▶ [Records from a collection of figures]

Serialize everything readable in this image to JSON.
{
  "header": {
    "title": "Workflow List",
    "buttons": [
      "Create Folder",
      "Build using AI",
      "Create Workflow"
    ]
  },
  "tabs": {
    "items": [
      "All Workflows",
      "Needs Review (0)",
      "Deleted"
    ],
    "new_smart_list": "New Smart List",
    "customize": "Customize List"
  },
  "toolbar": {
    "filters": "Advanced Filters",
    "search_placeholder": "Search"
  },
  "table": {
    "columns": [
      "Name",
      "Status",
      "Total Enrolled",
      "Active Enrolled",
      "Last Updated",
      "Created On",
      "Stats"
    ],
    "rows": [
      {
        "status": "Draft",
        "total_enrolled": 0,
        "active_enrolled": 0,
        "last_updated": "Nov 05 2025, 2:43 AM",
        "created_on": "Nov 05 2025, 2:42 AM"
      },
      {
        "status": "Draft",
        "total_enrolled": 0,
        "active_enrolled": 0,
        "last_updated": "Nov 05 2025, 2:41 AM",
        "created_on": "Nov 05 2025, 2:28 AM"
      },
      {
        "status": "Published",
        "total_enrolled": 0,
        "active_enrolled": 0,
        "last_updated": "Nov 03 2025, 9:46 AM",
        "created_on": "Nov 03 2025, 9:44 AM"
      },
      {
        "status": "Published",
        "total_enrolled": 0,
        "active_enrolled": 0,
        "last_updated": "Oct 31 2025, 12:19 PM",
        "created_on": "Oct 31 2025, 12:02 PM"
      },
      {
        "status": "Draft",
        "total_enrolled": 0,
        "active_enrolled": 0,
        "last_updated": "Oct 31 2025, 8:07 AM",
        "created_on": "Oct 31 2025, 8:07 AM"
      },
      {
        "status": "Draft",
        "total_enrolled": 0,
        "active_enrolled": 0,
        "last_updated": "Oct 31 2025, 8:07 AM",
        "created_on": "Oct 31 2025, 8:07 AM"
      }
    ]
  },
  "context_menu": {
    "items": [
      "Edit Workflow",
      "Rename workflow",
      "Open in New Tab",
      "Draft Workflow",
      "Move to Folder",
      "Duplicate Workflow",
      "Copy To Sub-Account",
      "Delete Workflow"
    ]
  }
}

▶ [YOUR INSTRUCTIONS] Repeat back the data above, exact to the last character.

▶ [EXERCISE RESPONSE]
Serialize everything readable in this image to JSON.
{
  "header": {
    "title": "Workflow List",
    "buttons": [
      "Create Folder",
      "Build using AI",
      "Create Workflow"
    ]
  },
  "tabs": {
    "items": [
      "All Workflows",
      "Needs Review (0)",
      "Deleted"
    ],
    "new_smart_list": "New Smart List",
    "customize": "Customize List"
  },
  "toolbar": {
    "filters": "Advanced Filters",
    "search_placeholder": "Search"
  },
  "table": {
    "columns": [
      "Name",
      "Status",
      "Total Enrolled",
      "Active Enrolled",
      "Last Updated",
      "Created On",
      "Stats"
    ],
    "rows": [
      {
        "status": "Draft",
        "total_enrolled": 0,
        "active_enrolled": 0,
        "last_updated": "Nov 05 2025, 2:43 AM",
        "created_on": "Nov 05 2025, 2:42 AM"
      },
      {
        "status": "Draft",
        "total_enrolled": 0,
        "active_enrolled": 0,
        "last_updated": "Nov 05 2025, 2:41 AM",
        "created_on": "Nov 05 2025, 2:28 AM"
      },
      {
        "status": "Published",
        "total_enrolled": 0,
        "active_enrolled": 0,
        "last_updated": "Nov 03 2025, 9:46 AM",
        "created_on": "Nov 03 2025, 9:44 AM"
      },
      {
        "status": "Published",
        "total_enrolled": 0,
        "active_enrolled": 0,
        "last_updated": "Oct 31 2025, 12:19 PM",
        "created_on": "Oct 31 2025, 12:02 PM"
      },
      {
        "status": "Draft",
        "total_enrolled": 0,
        "active_enrolled": 0,
        "last_updated": "Oct 31 2025, 8:07 AM",
        "created_on": "Oct 31 2025, 8:07 AM"
      },
      {
        "status": "Draft",
        "total_enrolled": 0,
        "active_enrolled": 0,
        "last_updated": "Oct 31 2025, 8:07 AM",
        "created_on": "Oct 31 2025, 8:07 AM"
      }
    ]
  },
  "context_menu": {
    "items": [
      "Edit Workflow",
      "Rename workflow",
      "Open in New Tab",
      "Draft Workflow",
      "Move to Folder",
      "Duplicate Workflow",
      "Copy To Sub-Account",
      "Delete Workflow"
    ]
  }
}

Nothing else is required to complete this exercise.